THE DATA:
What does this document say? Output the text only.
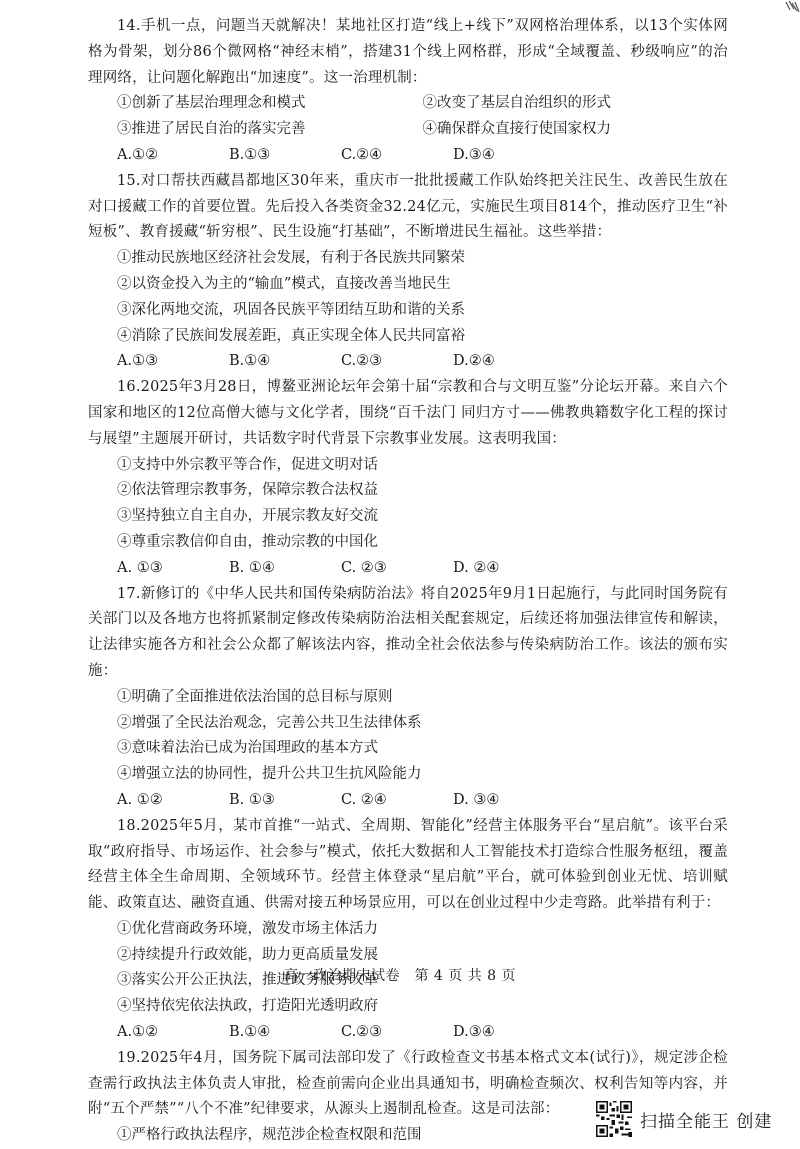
14.手机一点，问题当天就解决！某地社区打造“线上+线下”双网格治理体系，以13个实体网格为骨架，划分86个微网格“神经末梢”，搭建31个线上网格群，形成“全域覆盖、秒级响应”的治理网络，让问题化解跑出“加速度”。这一治理机制：

①创新了基层治理理念和模式	②改变了基层自治组织的形式
③推进了居民自治的落实完善	④确保群众直接行使国家权力
A.①②	B.①③	C.②④	D.③④

15.对口帮扶西藏昌都地区30年来，重庆市一批批援藏工作队始终把关注民生、改善民生放在对口援藏工作的首要位置。先后投入各类资金32.24亿元，实施民生项目814个，推动医疗卫生“补短板”、教育援藏“斩穷根”、民生设施“打基础”，不断增进民生福祉。这些举措：

①推动民族地区经济社会发展，有利于各民族共同繁荣

②以资金投入为主的“输血”模式，直接改善当地民生

③深化两地交流，巩固各民族平等团结互助和谐的关系

④消除了民族间发展差距，真正实现全体人民共同富裕

A.①③	B.①④	C.②③	D.②④

16.2025年3月28日，博鳌亚洲论坛年会第十届“宗教和合与文明互鉴”分论坛开幕。来自六个国家和地区的12位高僧大德与文化学者，围绕“百千法门 同归方寸——佛教典籍数字化工程的探讨与展望”主题展开研讨，共话数字时代背景下宗教事业发展。这表明我国：

①支持中外宗教平等合作，促进文明对话

②依法管理宗教事务，保障宗教合法权益

③坚持独立自主自办，开展宗教友好交流

④尊重宗教信仰自由，推动宗教的中国化

A. ①③	B. ①④	C. ②③	D. ②④

17.新修订的《中华人民共和国传染病防治法》将自2025年9月1日起施行，与此同时国务院有关部门以及各地方也将抓紧制定修改传染病防治法相关配套规定，后续还将加强法律宣传和解读，让法律实施各方和社会公众都了解该法内容，推动全社会依法参与传染病防治工作。该法的颁布实施：

①明确了全面推进依法治国的总目标与原则

②增强了全民法治观念，完善公共卫生法律体系

③意味着法治已成为治国理政的基本方式

④增强立法的协同性，提升公共卫生抗风险能力

A. ①②	B. ①③	C. ②④	D. ③④

18.2025年5月，某市首推“一站式、全周期、智能化”经营主体服务平台“星启航”。该平台采取“政府指导、市场运作、社会参与”模式，依托大数据和人工智能技术打造综合性服务枢纽，覆盖经营主体全生命周期、全领域环节。经营主体登录“星启航”平台，就可体验到创业无忧、培训赋能、政策直达、融资直通、供需对接五种场景应用，可以在创业过程中少走弯路。此举措有利于：

①优化营商政务环境，激发市场主体活力

②持续提升行政效能，助力更高质量发展

③落实公开公正执法，推进政务服务改革

④坚持依宪依法执政，打造阳光透明政府

A.①②	B.①④	C.②③	D.③④

19.2025年4月，国务院下属司法部印发了《行政检查文书基本格式文本(试行)》，规定涉企检查需行政执法主体负责人审批，检查前需向企业出具通知书，明确检查频次、权利告知等内容，并附“五个严禁”“八个不准”纪律要求，从源头上遏制乱检查。这是司法部：

①严格行政执法程序，规范涉企检查权限和范围

高一政治期末试卷　第 4 页 共 8 页
扫描全能王 创建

WHAT TO PRODUCE: Transcribe every entry word for word, but skip the pictures.

THE RESPONSE:
What does this document say? Output the text only.
14.手机一点，问题当天就解决！某地社区打造“线上+线下”双网格治理体系，以13个实体网格为骨架，划分86个微网格“神经末梢”，搭建31个线上网格群，形成“全域覆盖、秒级响应”的治理网络，让问题化解跑出“加速度”。这一治理机制：

①创新了基层治理理念和模式	②改变了基层自治组织的形式
③推进了居民自治的落实完善	④确保群众直接行使国家权力
A.①②	B.①③	C.②④	D.③④

15.对口帮扶西藏昌都地区30年来，重庆市一批批援藏工作队始终把关注民生、改善民生放在对口援藏工作的首要位置。先后投入各类资金32.24亿元，实施民生项目814个，推动医疗卫生“补短板”、教育援藏“斩穷根”、民生设施“打基础”，不断增进民生福祉。这些举措：

①推动民族地区经济社会发展，有利于各民族共同繁荣

②以资金投入为主的“输血”模式，直接改善当地民生

③深化两地交流，巩固各民族平等团结互助和谐的关系

④消除了民族间发展差距，真正实现全体人民共同富裕

A.①③	B.①④	C.②③	D.②④

16.2025年3月28日，博鳌亚洲论坛年会第十届“宗教和合与文明互鉴”分论坛开幕。来自六个国家和地区的12位高僧大德与文化学者，围绕“百千法门 同归方寸——佛教典籍数字化工程的探讨与展望”主题展开研讨，共话数字时代背景下宗教事业发展。这表明我国：

①支持中外宗教平等合作，促进文明对话

②依法管理宗教事务，保障宗教合法权益

③坚持独立自主自办，开展宗教友好交流

④尊重宗教信仰自由，推动宗教的中国化

A. ①③	B. ①④	C. ②③	D. ②④

17.新修订的《中华人民共和国传染病防治法》将自2025年9月1日起施行，与此同时国务院有关部门以及各地方也将抓紧制定修改传染病防治法相关配套规定，后续还将加强法律宣传和解读，让法律实施各方和社会公众都了解该法内容，推动全社会依法参与传染病防治工作。该法的颁布实施：

①明确了全面推进依法治国的总目标与原则

②增强了全民法治观念，完善公共卫生法律体系

③意味着法治已成为治国理政的基本方式

④增强立法的协同性，提升公共卫生抗风险能力

A. ①②	B. ①③	C. ②④	D. ③④

18.2025年5月，某市首推“一站式、全周期、智能化”经营主体服务平台“星启航”。该平台采取“政府指导、市场运作、社会参与”模式，依托大数据和人工智能技术打造综合性服务枢纽，覆盖经营主体全生命周期、全领域环节。经营主体登录“星启航”平台，就可体验到创业无忧、培训赋能、政策直达、融资直通、供需对接五种场景应用，可以在创业过程中少走弯路。此举措有利于：

①优化营商政务环境，激发市场主体活力

②持续提升行政效能，助力更高质量发展

③落实公开公正执法，推进政务服务改革

④坚持依宪依法执政，打造阳光透明政府

A.①②	B.①④	C.②③	D.③④

19.2025年4月，国务院下属司法部印发了《行政检查文书基本格式文本(试行)》，规定涉企检查需行政执法主体负责人审批，检查前需向企业出具通知书，明确检查频次、权利告知等内容，并附“五个严禁”“八个不准”纪律要求，从源头上遏制乱检查。这是司法部：

①严格行政执法程序，规范涉企检查权限和范围

高一政治期末试卷　第 4 页 共 8 页
扫描全能王 创建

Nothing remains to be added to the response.